» **Raw data**

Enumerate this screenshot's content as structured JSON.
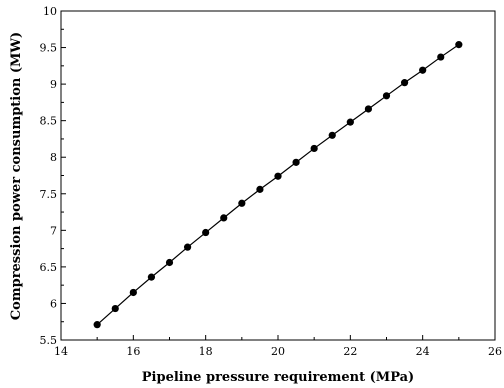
{
  "chart_data": {
    "type": "line",
    "title": "",
    "xlabel": "Pipeline pressure requirement (MPa)",
    "ylabel": "Compression power consumption (MW)",
    "xlim": [
      14,
      26
    ],
    "ylim": [
      5.5,
      10
    ],
    "xticks": [
      14,
      16,
      18,
      20,
      22,
      24,
      26
    ],
    "yticks": [
      5.5,
      6,
      6.5,
      7,
      7.5,
      8,
      8.5,
      9,
      9.5,
      10
    ],
    "xtick_labels": [
      "14",
      "16",
      "18",
      "20",
      "22",
      "24",
      "26"
    ],
    "ytick_labels": [
      "5.5",
      "6",
      "6.5",
      "7",
      "7.5",
      "8",
      "8.5",
      "9",
      "9.5",
      "10"
    ],
    "grid": false,
    "legend": "none",
    "series": [
      {
        "marker": "filled-circle",
        "color": "#000000",
        "x": [
          15,
          15.5,
          16,
          16.5,
          17,
          17.5,
          18,
          18.5,
          19,
          19.5,
          20,
          20.5,
          21,
          21.5,
          22,
          22.5,
          23,
          23.5,
          24,
          24.5,
          25
        ],
        "y": [
          5.71,
          5.93,
          6.15,
          6.36,
          6.56,
          6.77,
          6.97,
          7.17,
          7.37,
          7.56,
          7.74,
          7.93,
          8.12,
          8.3,
          8.48,
          8.66,
          8.84,
          9.02,
          9.19,
          9.37,
          9.54
        ]
      }
    ]
  }
}
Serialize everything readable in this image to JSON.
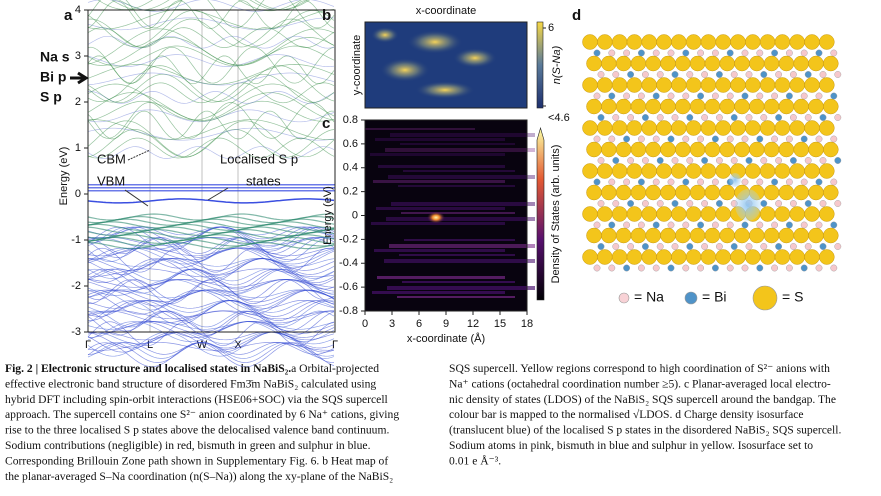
{
  "figure": {
    "panel_a": {
      "label": "a",
      "ylabel": "Energy (eV)",
      "ylim": [
        -3,
        4
      ],
      "yticks": [
        4,
        3,
        2,
        1,
        0,
        -1,
        -2,
        -3
      ],
      "kpoints": [
        "Γ",
        "L",
        "W",
        "X",
        "Γ"
      ],
      "legend": [
        {
          "name": "Na s",
          "color": "#e0393e"
        },
        {
          "name": "Bi p",
          "color": "#2f8a3f"
        },
        {
          "name": "S p",
          "color": "#2c3fd0"
        }
      ],
      "annotations": [
        "CBM",
        "VBM",
        "Localised S p",
        "states"
      ]
    },
    "panel_b": {
      "label": "b",
      "title": "x-coordinate",
      "ylabel": "y-coordinate",
      "colorbar_label": "n(S-Na)",
      "clim": [
        4.6,
        6
      ],
      "cticks": [
        6,
        {
          "value": 4.6,
          "label": "<4.6"
        }
      ]
    },
    "panel_c": {
      "label": "c",
      "xlabel": "x-coordinate (Å)",
      "ylabel": "Energy (eV)",
      "colorbar_label": "Density of States (arb. units)",
      "xlim": [
        0,
        18
      ],
      "xticks": [
        0,
        3,
        6,
        9,
        12,
        15,
        18
      ],
      "ylim": [
        -0.8,
        0.8
      ],
      "yticks": [
        0.8,
        0.6,
        0.4,
        0.2,
        0,
        -0.2,
        -0.4,
        -0.6,
        -0.8
      ]
    },
    "panel_d": {
      "label": "d",
      "legend": [
        "= Na",
        "= Bi",
        "= S"
      ]
    },
    "caption": {
      "heading": "Fig. 2 | Electronic structure and localised states in NaBiS₂.",
      "left": [
        " a Orbital-projected",
        "effective electronic band structure of disordered Fm3̄m NaBiS₂ calculated using",
        "hybrid DFT including spin-orbit interactions (HSE06+SOC) via the SQS supercell",
        "approach. The supercell contains one S²⁻ anion coordinated by 6 Na⁺ cations, giving",
        "rise to the three localised S p states above the delocalised valence band continuum.",
        "Sodium contributions (negligible) in red, bismuth in green and sulphur in blue.",
        "Corresponding Brillouin Zone path shown in Supplementary Fig. 6. b Heat map of",
        "the planar-averaged S–Na coordination (n(S–Na)) along the xy-plane of the NaBiS₂"
      ],
      "right": [
        "SQS supercell. Yellow regions correspond to high coordination of S²⁻ anions with",
        "Na⁺ cations (octahedral coordination number ≥5). c Planar-averaged local electro-",
        "nic density of states (LDOS) of the NaBiS₂ SQS supercell around the bandgap. The",
        "colour bar is mapped to the normalised √LDOS. d Charge density isosurface",
        "(translucent blue) of the localised S p states in the disordered NaBiS₂ SQS supercell.",
        "Sodium atoms in pink, bismuth in blue and sulphur in yellow. Isosurface set to",
        "0.01 e Å⁻³."
      ]
    }
  }
}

» **Exercise**
All of the records need repeating exactly, except for the pictures.

» **Output for this task**
Enumerate this screenshot's content as structured JSON.
{
  "chart_data": {
    "type": "line",
    "title": "",
    "xlabel": "Pipeline pressure requirement (MPa)",
    "ylabel": "Compression power consumption (MW)",
    "xlim": [
      14,
      26
    ],
    "ylim": [
      5.5,
      10
    ],
    "xticks": [
      14,
      16,
      18,
      20,
      22,
      24,
      26
    ],
    "yticks": [
      5.5,
      6,
      6.5,
      7,
      7.5,
      8,
      8.5,
      9,
      9.5,
      10
    ],
    "xtick_labels": [
      "14",
      "16",
      "18",
      "20",
      "22",
      "24",
      "26"
    ],
    "ytick_labels": [
      "5.5",
      "6",
      "6.5",
      "7",
      "7.5",
      "8",
      "8.5",
      "9",
      "9.5",
      "10"
    ],
    "grid": false,
    "legend": "none",
    "series": [
      {
        "marker": "filled-circle",
        "color": "#000000",
        "x": [
          15,
          15.5,
          16,
          16.5,
          17,
          17.5,
          18,
          18.5,
          19,
          19.5,
          20,
          20.5,
          21,
          21.5,
          22,
          22.5,
          23,
          23.5,
          24,
          24.5,
          25
        ],
        "y": [
          5.71,
          5.93,
          6.15,
          6.36,
          6.56,
          6.77,
          6.97,
          7.17,
          7.37,
          7.56,
          7.74,
          7.93,
          8.12,
          8.3,
          8.48,
          8.66,
          8.84,
          9.02,
          9.19,
          9.37,
          9.54
        ]
      }
    ]
  }
}
Serialize everything readable in this image to JSON.
{
  "figure": {
    "panel_a": {
      "label": "a",
      "ylabel": "Energy (eV)",
      "ylim": [
        -3,
        4
      ],
      "yticks": [
        4,
        3,
        2,
        1,
        0,
        -1,
        -2,
        -3
      ],
      "kpoints": [
        "Γ",
        "L",
        "W",
        "X",
        "Γ"
      ],
      "legend": [
        {
          "name": "Na s",
          "color": "#e0393e"
        },
        {
          "name": "Bi p",
          "color": "#2f8a3f"
        },
        {
          "name": "S p",
          "color": "#2c3fd0"
        }
      ],
      "annotations": [
        "CBM",
        "VBM",
        "Localised S p",
        "states"
      ]
    },
    "panel_b": {
      "label": "b",
      "title": "x-coordinate",
      "ylabel": "y-coordinate",
      "colorbar_label": "n(S-Na)",
      "clim": [
        4.6,
        6
      ],
      "cticks": [
        6,
        {
          "value": 4.6,
          "label": "<4.6"
        }
      ]
    },
    "panel_c": {
      "label": "c",
      "xlabel": "x-coordinate (Å)",
      "ylabel": "Energy (eV)",
      "colorbar_label": "Density of States (arb. units)",
      "xlim": [
        0,
        18
      ],
      "xticks": [
        0,
        3,
        6,
        9,
        12,
        15,
        18
      ],
      "ylim": [
        -0.8,
        0.8
      ],
      "yticks": [
        0.8,
        0.6,
        0.4,
        0.2,
        0,
        -0.2,
        -0.4,
        -0.6,
        -0.8
      ]
    },
    "panel_d": {
      "label": "d",
      "legend": [
        "= Na",
        "= Bi",
        "= S"
      ]
    },
    "caption": {
      "heading": "Fig. 2 | Electronic structure and localised states in NaBiS₂.",
      "left": [
        " a Orbital-projected",
        "effective electronic band structure of disordered Fm3̄m NaBiS₂ calculated using",
        "hybrid DFT including spin-orbit interactions (HSE06+SOC) via the SQS supercell",
        "approach. The supercell contains one S²⁻ anion coordinated by 6 Na⁺ cations, giving",
        "rise to the three localised S p states above the delocalised valence band continuum.",
        "Sodium contributions (negligible) in red, bismuth in green and sulphur in blue.",
        "Corresponding Brillouin Zone path shown in Supplementary Fig. 6. b Heat map of",
        "the planar-averaged S–Na coordination (n(S–Na)) along the xy-plane of the NaBiS₂"
      ],
      "right": [
        "SQS supercell. Yellow regions correspond to high coordination of S²⁻ anions with",
        "Na⁺ cations (octahedral coordination number ≥5). c Planar-averaged local electro-",
        "nic density of states (LDOS) of the NaBiS₂ SQS supercell around the bandgap. The",
        "colour bar is mapped to the normalised √LDOS. d Charge density isosurface",
        "(translucent blue) of the localised S p states in the disordered NaBiS₂ SQS supercell.",
        "Sodium atoms in pink, bismuth in blue and sulphur in yellow. Isosurface set to",
        "0.01 e Å⁻³."
      ]
    }
  }
}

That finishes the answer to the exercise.